주어진 과제: 아래 항목 전체를 글자 하나 바꾸지 말고 그대로 다시 입력하십시오.

제공된 항목:
--------------------------------------------------
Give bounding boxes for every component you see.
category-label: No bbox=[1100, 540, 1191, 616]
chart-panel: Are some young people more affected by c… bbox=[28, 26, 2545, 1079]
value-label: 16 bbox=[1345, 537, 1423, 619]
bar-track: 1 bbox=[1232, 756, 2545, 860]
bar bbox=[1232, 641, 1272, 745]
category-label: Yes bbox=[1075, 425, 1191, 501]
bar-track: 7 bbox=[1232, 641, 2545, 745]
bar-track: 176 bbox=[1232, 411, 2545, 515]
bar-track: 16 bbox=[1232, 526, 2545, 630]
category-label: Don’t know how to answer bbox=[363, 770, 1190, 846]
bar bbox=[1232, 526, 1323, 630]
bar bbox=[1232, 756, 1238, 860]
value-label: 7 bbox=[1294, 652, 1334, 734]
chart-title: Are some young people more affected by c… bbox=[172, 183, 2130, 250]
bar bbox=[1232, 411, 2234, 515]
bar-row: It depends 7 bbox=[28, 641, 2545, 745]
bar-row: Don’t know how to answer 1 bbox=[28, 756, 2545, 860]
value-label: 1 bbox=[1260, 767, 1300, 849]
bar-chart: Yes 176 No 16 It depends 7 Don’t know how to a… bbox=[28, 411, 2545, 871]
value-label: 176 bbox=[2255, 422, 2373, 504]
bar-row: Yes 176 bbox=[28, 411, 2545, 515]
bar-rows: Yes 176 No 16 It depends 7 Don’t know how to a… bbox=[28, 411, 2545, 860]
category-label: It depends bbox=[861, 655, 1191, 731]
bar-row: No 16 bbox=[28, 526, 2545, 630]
--------------------------------------------------
과제 결과:
Give bounding boxes for every component you see.
category-label: No bbox=[1100, 540, 1191, 616]
chart-panel: Are some young people more affected by c… bbox=[28, 26, 2545, 1079]
value-label: 16 bbox=[1345, 537, 1423, 619]
bar-track: 1 bbox=[1232, 756, 2545, 860]
bar bbox=[1232, 641, 1272, 745]
category-label: Yes bbox=[1075, 425, 1191, 501]
bar-track: 7 bbox=[1232, 641, 2545, 745]
bar-track: 176 bbox=[1232, 411, 2545, 515]
bar-track: 16 bbox=[1232, 526, 2545, 630]
category-label: Don’t know how to answer bbox=[363, 770, 1190, 846]
bar bbox=[1232, 526, 1323, 630]
bar bbox=[1232, 756, 1238, 860]
value-label: 7 bbox=[1294, 652, 1334, 734]
chart-title: Are some young people more affected by c… bbox=[172, 183, 2130, 250]
bar bbox=[1232, 411, 2234, 515]
bar-row: It depends 7 bbox=[28, 641, 2545, 745]
bar-row: Don’t know how to answer 1 bbox=[28, 756, 2545, 860]
value-label: 1 bbox=[1260, 767, 1300, 849]
bar-chart: Yes 176 No 16 It depends 7 Don’t know how to a… bbox=[28, 411, 2545, 871]
value-label: 176 bbox=[2255, 422, 2373, 504]
bar-row: Yes 176 bbox=[28, 411, 2545, 515]
bar-rows: Yes 176 No 16 It depends 7 Don’t know how to a… bbox=[28, 411, 2545, 860]
category-label: It depends bbox=[861, 655, 1191, 731]
bar-row: No 16 bbox=[28, 526, 2545, 630]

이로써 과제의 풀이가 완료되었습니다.